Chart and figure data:
....

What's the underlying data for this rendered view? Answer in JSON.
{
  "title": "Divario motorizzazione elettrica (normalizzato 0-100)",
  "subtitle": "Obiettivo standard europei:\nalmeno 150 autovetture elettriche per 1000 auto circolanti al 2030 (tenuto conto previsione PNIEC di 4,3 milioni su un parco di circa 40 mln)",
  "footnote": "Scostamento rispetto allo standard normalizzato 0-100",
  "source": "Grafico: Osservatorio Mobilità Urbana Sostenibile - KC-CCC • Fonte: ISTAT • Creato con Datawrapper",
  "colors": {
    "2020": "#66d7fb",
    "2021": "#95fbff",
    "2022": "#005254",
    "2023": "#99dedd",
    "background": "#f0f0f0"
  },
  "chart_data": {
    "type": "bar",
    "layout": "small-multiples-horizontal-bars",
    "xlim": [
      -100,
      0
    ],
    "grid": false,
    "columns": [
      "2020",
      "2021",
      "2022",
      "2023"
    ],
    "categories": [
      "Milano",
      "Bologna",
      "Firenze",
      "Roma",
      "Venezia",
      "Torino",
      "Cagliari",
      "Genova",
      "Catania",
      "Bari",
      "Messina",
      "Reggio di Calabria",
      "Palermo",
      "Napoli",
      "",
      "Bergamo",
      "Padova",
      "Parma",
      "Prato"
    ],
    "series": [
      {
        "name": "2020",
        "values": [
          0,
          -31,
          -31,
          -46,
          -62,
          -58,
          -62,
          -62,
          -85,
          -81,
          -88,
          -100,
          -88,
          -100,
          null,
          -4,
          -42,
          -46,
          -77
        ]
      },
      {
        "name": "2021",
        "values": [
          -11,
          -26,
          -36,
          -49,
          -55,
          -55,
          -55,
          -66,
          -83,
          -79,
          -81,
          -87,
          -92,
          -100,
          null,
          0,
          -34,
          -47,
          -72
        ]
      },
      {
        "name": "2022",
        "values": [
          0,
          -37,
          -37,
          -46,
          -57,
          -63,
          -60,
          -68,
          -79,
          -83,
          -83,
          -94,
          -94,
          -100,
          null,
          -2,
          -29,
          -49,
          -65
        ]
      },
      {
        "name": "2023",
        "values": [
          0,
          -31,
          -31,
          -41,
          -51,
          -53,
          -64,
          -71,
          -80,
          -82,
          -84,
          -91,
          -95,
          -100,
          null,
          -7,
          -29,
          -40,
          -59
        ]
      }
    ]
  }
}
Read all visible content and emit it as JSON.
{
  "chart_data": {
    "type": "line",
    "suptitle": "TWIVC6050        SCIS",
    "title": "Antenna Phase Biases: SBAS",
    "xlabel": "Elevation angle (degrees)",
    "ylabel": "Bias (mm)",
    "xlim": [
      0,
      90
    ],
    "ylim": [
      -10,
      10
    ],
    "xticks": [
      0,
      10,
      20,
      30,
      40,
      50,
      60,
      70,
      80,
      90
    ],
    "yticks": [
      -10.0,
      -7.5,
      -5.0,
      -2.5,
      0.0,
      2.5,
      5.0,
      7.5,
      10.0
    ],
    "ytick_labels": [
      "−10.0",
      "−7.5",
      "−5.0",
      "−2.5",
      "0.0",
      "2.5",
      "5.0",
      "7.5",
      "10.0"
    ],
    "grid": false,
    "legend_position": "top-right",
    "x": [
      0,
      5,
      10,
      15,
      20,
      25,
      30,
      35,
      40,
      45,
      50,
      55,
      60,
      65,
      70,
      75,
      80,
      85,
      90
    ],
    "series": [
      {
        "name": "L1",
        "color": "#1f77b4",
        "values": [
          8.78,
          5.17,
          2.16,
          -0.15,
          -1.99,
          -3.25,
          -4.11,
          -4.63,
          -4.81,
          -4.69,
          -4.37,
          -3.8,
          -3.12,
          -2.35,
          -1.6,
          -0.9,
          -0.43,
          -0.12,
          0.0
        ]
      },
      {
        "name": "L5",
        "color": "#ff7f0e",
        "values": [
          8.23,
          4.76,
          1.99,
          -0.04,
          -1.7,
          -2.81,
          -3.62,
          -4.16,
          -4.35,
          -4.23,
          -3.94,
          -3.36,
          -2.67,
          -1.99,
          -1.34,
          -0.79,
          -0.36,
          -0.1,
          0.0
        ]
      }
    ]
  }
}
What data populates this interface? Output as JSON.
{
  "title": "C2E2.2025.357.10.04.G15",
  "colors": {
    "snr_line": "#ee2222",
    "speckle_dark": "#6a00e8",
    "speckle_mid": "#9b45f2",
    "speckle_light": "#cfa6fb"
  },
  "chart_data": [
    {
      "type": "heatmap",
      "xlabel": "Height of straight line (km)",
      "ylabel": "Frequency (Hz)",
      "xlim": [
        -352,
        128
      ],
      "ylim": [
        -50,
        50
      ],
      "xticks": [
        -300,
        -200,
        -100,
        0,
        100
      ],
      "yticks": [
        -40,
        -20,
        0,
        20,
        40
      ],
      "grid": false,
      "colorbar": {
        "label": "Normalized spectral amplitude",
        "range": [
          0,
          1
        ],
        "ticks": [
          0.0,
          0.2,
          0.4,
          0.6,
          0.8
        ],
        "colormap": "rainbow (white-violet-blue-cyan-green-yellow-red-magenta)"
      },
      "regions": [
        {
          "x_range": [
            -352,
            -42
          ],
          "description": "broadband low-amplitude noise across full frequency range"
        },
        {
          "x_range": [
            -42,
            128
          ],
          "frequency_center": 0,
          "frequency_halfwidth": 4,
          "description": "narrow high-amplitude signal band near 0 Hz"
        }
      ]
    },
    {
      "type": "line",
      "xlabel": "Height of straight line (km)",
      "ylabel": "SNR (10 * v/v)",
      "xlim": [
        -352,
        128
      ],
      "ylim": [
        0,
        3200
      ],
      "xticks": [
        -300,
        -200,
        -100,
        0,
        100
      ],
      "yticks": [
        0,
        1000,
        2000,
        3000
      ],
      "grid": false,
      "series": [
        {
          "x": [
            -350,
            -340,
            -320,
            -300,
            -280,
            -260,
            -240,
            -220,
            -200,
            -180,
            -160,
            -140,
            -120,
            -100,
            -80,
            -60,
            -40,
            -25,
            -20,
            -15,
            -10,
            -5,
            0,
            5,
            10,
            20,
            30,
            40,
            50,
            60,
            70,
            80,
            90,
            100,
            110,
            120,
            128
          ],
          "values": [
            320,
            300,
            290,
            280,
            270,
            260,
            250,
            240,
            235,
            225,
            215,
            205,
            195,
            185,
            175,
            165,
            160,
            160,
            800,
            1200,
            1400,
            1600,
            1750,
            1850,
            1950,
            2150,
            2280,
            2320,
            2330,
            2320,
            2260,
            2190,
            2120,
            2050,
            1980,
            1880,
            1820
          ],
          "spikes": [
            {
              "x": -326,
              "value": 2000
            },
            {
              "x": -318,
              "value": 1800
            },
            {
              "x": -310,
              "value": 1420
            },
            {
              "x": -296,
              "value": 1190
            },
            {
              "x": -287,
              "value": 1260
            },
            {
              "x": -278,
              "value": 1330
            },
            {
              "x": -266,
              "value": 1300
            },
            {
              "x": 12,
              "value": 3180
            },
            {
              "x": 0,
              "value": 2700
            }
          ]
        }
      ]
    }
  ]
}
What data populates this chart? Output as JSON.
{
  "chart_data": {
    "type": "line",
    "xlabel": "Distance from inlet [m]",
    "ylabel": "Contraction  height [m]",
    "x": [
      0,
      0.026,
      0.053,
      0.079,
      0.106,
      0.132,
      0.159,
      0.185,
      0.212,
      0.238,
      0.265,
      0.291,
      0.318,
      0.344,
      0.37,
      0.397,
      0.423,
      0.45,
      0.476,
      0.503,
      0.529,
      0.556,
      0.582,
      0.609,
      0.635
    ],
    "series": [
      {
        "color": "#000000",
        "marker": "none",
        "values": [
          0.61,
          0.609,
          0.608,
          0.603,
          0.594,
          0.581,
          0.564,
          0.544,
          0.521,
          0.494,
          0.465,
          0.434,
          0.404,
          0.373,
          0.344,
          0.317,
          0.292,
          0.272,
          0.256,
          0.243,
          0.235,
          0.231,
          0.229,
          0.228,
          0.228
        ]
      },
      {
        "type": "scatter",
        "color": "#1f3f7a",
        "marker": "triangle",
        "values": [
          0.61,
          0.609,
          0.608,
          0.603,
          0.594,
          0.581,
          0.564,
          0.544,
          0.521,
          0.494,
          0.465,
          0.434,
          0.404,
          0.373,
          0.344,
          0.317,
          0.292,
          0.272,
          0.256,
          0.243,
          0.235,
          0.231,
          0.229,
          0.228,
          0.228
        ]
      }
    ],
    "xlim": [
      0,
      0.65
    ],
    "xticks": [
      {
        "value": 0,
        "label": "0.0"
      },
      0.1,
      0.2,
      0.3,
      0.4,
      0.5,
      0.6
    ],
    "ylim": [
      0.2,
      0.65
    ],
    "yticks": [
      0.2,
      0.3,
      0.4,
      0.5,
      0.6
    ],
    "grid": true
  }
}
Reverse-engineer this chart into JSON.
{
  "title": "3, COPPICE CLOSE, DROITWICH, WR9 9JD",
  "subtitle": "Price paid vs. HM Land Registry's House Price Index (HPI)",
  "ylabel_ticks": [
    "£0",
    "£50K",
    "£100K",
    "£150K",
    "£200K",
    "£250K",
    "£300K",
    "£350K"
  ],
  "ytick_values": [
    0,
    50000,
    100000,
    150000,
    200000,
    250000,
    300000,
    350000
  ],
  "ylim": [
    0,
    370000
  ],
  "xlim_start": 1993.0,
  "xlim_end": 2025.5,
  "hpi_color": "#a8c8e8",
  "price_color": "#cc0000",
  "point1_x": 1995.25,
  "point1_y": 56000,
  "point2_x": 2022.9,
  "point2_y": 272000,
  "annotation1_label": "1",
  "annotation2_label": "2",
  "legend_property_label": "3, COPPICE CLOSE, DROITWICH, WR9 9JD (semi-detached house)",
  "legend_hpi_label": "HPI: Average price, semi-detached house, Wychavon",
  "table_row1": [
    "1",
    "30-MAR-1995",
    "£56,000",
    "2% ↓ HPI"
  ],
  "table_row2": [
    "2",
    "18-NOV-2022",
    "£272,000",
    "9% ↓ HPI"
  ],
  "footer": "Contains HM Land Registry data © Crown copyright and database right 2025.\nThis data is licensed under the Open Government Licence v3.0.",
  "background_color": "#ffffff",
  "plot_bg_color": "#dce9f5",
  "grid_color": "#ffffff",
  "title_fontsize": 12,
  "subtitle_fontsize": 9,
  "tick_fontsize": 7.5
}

....

Identify the lines above with the word "amplitude". Copy them.

### The reply:
        "label": "Normalized spectral amplitude",
          "description": "broadband low-amplitude noise across full frequency range"
          "description": "narrow high-amplitude signal band near 0 Hz"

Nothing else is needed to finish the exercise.